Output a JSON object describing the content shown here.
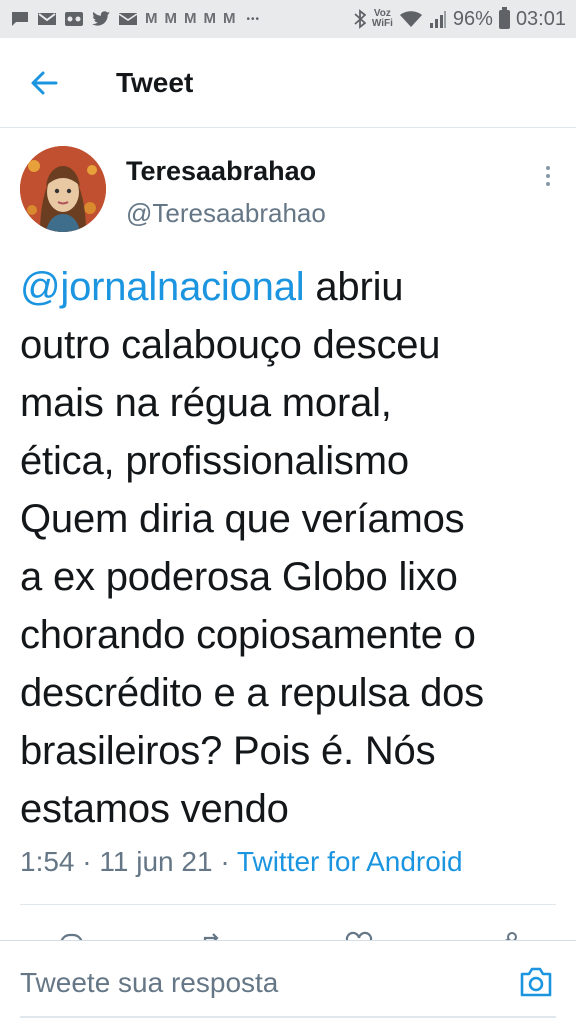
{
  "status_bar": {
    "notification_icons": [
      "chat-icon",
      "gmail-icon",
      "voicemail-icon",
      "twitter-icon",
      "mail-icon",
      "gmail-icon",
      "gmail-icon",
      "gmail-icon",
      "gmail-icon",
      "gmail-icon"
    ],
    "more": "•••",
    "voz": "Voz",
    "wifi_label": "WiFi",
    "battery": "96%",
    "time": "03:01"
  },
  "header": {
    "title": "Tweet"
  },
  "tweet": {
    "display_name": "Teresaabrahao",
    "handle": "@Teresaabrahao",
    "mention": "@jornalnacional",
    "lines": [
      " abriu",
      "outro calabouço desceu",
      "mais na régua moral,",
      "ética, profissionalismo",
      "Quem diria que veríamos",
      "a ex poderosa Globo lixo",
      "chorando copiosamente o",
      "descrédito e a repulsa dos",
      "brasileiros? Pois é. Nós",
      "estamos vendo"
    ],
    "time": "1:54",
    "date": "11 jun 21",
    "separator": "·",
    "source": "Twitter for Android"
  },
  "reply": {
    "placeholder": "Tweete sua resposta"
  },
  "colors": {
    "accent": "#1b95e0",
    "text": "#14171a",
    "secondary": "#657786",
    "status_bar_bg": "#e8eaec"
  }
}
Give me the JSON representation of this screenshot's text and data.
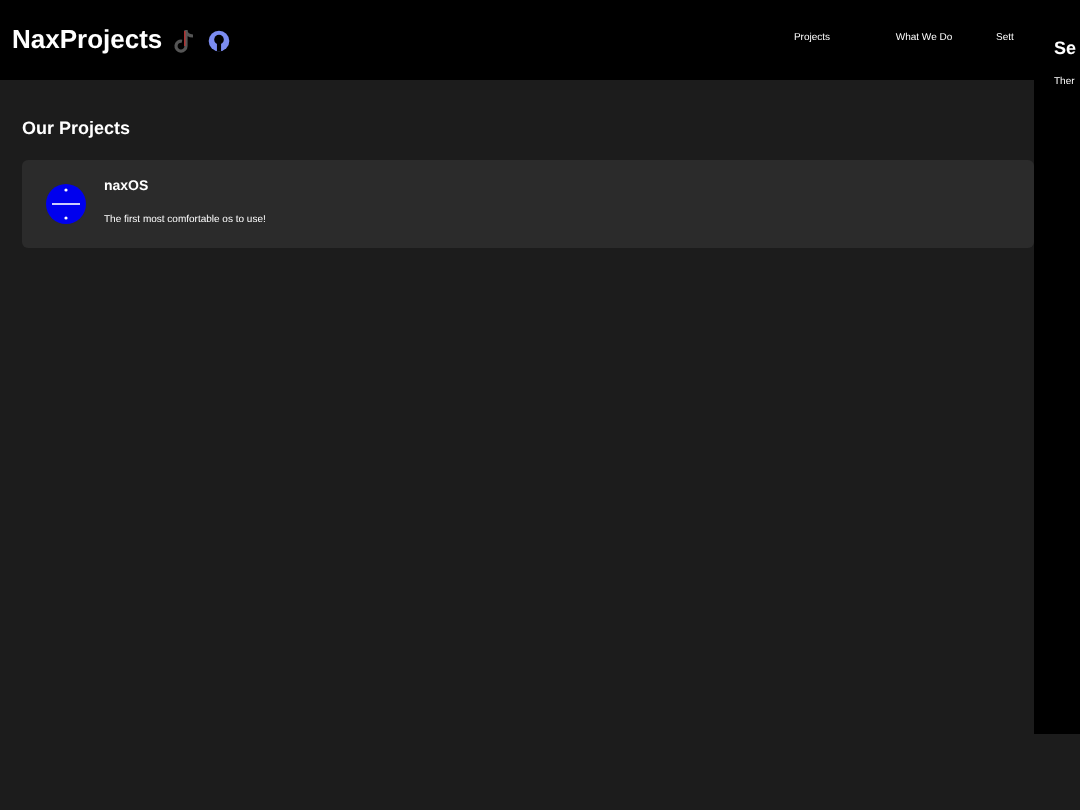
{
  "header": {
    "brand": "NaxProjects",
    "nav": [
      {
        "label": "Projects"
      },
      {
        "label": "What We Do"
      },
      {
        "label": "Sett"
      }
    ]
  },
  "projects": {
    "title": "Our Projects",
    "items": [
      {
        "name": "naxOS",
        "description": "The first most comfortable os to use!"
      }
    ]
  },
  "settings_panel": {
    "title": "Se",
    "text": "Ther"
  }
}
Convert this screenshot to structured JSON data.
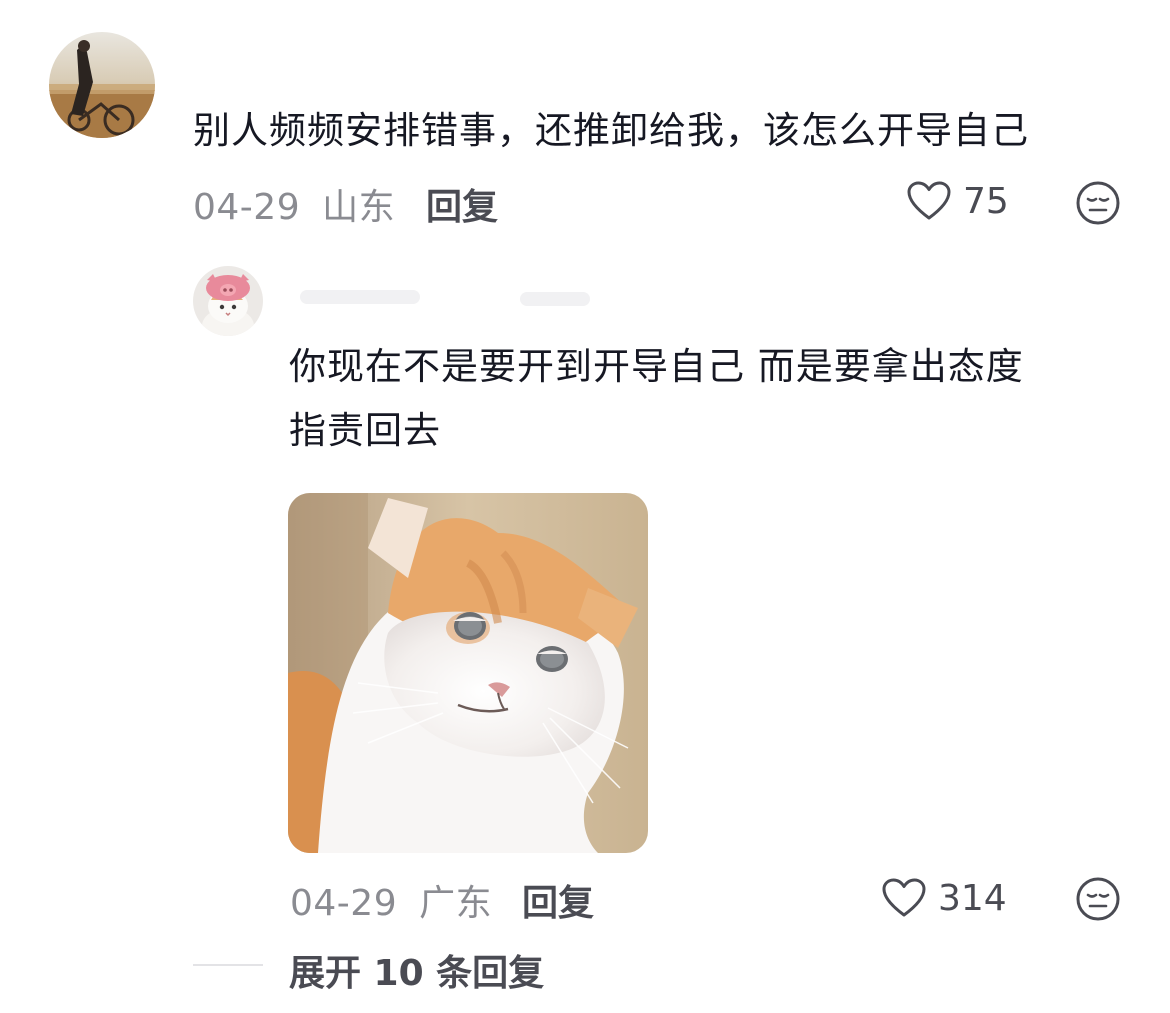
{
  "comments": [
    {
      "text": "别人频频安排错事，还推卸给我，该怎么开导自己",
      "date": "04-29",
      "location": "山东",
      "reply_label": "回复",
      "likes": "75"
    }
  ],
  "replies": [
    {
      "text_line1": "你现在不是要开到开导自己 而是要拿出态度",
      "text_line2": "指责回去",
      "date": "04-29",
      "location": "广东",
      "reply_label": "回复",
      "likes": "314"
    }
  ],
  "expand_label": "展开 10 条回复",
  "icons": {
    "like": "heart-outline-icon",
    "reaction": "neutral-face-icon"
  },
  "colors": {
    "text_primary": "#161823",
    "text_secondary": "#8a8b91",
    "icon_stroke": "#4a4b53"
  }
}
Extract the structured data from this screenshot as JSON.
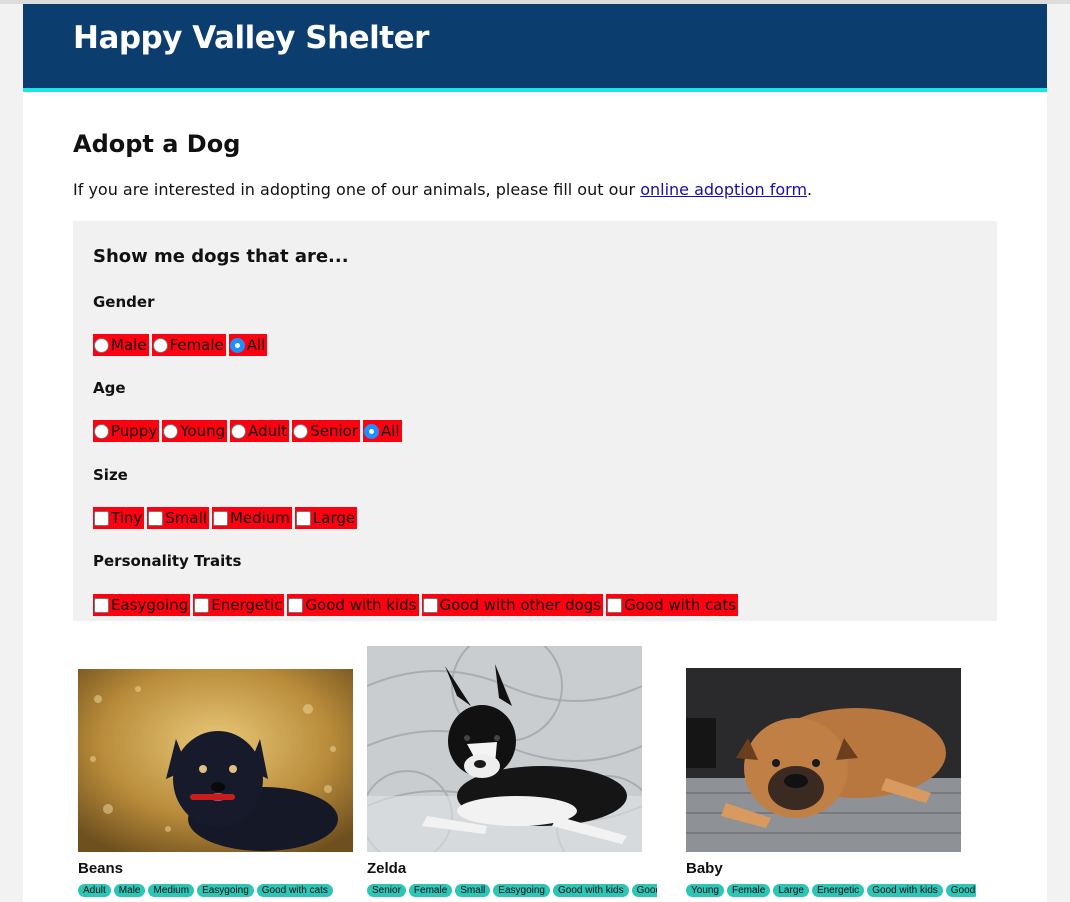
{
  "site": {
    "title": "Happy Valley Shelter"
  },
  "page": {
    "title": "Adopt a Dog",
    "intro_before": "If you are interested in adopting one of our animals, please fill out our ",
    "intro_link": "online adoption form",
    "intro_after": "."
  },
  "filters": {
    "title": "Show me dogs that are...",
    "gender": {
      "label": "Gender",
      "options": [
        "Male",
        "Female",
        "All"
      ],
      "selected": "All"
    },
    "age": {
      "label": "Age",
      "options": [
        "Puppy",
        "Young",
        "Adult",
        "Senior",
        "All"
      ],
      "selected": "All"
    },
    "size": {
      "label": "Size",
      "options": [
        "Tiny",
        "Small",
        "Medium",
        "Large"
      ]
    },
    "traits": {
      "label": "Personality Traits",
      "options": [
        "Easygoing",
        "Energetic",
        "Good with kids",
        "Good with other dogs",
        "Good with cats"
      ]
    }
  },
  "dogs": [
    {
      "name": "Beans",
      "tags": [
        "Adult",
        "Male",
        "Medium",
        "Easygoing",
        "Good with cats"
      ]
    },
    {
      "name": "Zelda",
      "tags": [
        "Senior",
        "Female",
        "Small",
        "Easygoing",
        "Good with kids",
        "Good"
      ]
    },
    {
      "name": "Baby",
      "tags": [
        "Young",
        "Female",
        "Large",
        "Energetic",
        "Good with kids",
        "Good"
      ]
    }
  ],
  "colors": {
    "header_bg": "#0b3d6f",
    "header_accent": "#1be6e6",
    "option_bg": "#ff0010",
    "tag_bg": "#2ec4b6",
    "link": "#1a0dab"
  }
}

-- What you need to do --
Identify each line of the material where the word "Teresaabrahao" shows up, and copy it.

-- Task result --
    "display_name": "Teresaabrahao",
    "handle": "@Teresaabrahao",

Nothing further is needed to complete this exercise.